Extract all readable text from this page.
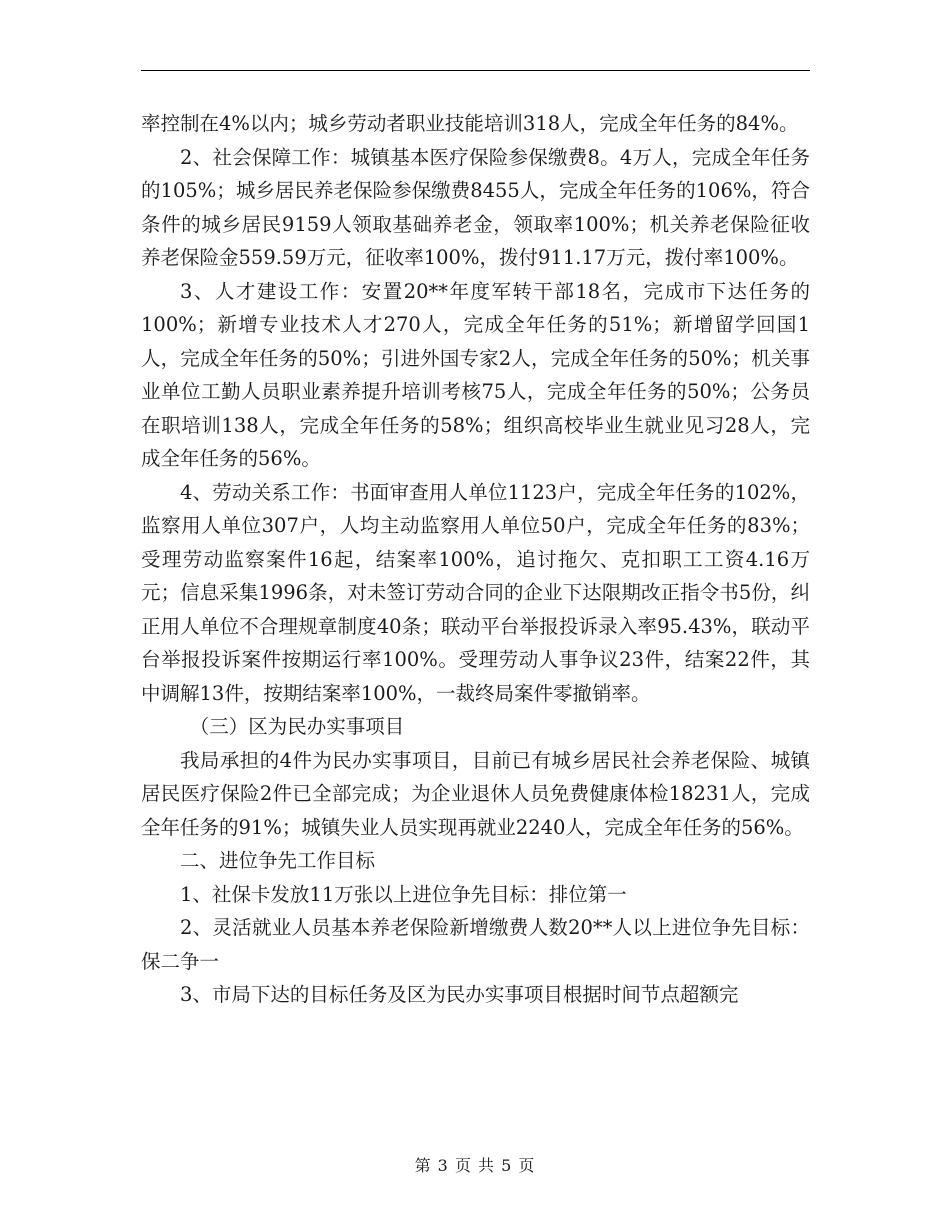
率控制在4%以内；城乡劳动者职业技能培训318人，完成全年任务的84%。

2、社会保障工作：城镇基本医疗保险参保缴费8。4万人，完成全年任务的105%；城乡居民养老保险参保缴费8455人，完成全年任务的106%，符合条件的城乡居民9159人领取基础养老金，领取率100%；机关养老保险征收养老保险金559.59万元，征收率100%，拨付911.17万元，拨付率100%。

3、人才建设工作：安置20**年度军转干部18名，完成市下达任务的100%；新增专业技术人才270人，完成全年任务的51%；新增留学回国1人，完成全年任务的50%；引进外国专家2人，完成全年任务的50%；机关事业单位工勤人员职业素养提升培训考核75人，完成全年任务的50%；公务员在职培训138人，完成全年任务的58%；组织高校毕业生就业见习28人，完成全年任务的56%。

4、劳动关系工作：书面审查用人单位1123户，完成全年任务的102%，监察用人单位307户，人均主动监察用人单位50户，完成全年任务的83%；受理劳动监察案件16起，结案率100%，追讨拖欠、克扣职工工资4.16万元；信息采集1996条，对未签订劳动合同的企业下达限期改正指令书5份，纠正用人单位不合理规章制度40条；联动平台举报投诉录入率95.43%，联动平台举报投诉案件按期运行率100%。受理劳动人事争议23件，结案22件，其中调解13件，按期结案率100%，一裁终局案件零撤销率。

（三）区为民办实事项目

我局承担的4件为民办实事项目，目前已有城乡居民社会养老保险、城镇居民医疗保险2件已全部完成；为企业退休人员免费健康体检18231人，完成全年任务的91%；城镇失业人员实现再就业2240人，完成全年任务的56%。

二、进位争先工作目标

1、社保卡发放11万张以上进位争先目标：排位第一

2、灵活就业人员基本养老保险新增缴费人数20**人以上进位争先目标：保二争一

3、市局下达的目标任务及区为民办实事项目根据时间节点超额完

第 3 页 共 5 页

◇ ◇ ◇

▸ **INSTRUCTION**
Pictures are not part of the copy; output everything else in the records exactly.

▸ **FINAL RESULT**
Extract all readable text from this page.
率控制在4%以内；城乡劳动者职业技能培训318人，完成全年任务的84%。

2、社会保障工作：城镇基本医疗保险参保缴费8。4万人，完成全年任务的105%；城乡居民养老保险参保缴费8455人，完成全年任务的106%，符合条件的城乡居民9159人领取基础养老金，领取率100%；机关养老保险征收养老保险金559.59万元，征收率100%，拨付911.17万元，拨付率100%。

3、人才建设工作：安置20**年度军转干部18名，完成市下达任务的100%；新增专业技术人才270人，完成全年任务的51%；新增留学回国1人，完成全年任务的50%；引进外国专家2人，完成全年任务的50%；机关事业单位工勤人员职业素养提升培训考核75人，完成全年任务的50%；公务员在职培训138人，完成全年任务的58%；组织高校毕业生就业见习28人，完成全年任务的56%。

4、劳动关系工作：书面审查用人单位1123户，完成全年任务的102%，监察用人单位307户，人均主动监察用人单位50户，完成全年任务的83%；受理劳动监察案件16起，结案率100%，追讨拖欠、克扣职工工资4.16万元；信息采集1996条，对未签订劳动合同的企业下达限期改正指令书5份，纠正用人单位不合理规章制度40条；联动平台举报投诉录入率95.43%，联动平台举报投诉案件按期运行率100%。受理劳动人事争议23件，结案22件，其中调解13件，按期结案率100%，一裁终局案件零撤销率。

（三）区为民办实事项目

我局承担的4件为民办实事项目，目前已有城乡居民社会养老保险、城镇居民医疗保险2件已全部完成；为企业退休人员免费健康体检18231人，完成全年任务的91%；城镇失业人员实现再就业2240人，完成全年任务的56%。

二、进位争先工作目标

1、社保卡发放11万张以上进位争先目标：排位第一

2、灵活就业人员基本养老保险新增缴费人数20**人以上进位争先目标：保二争一

3、市局下达的目标任务及区为民办实事项目根据时间节点超额完

第 3 页 共 5 页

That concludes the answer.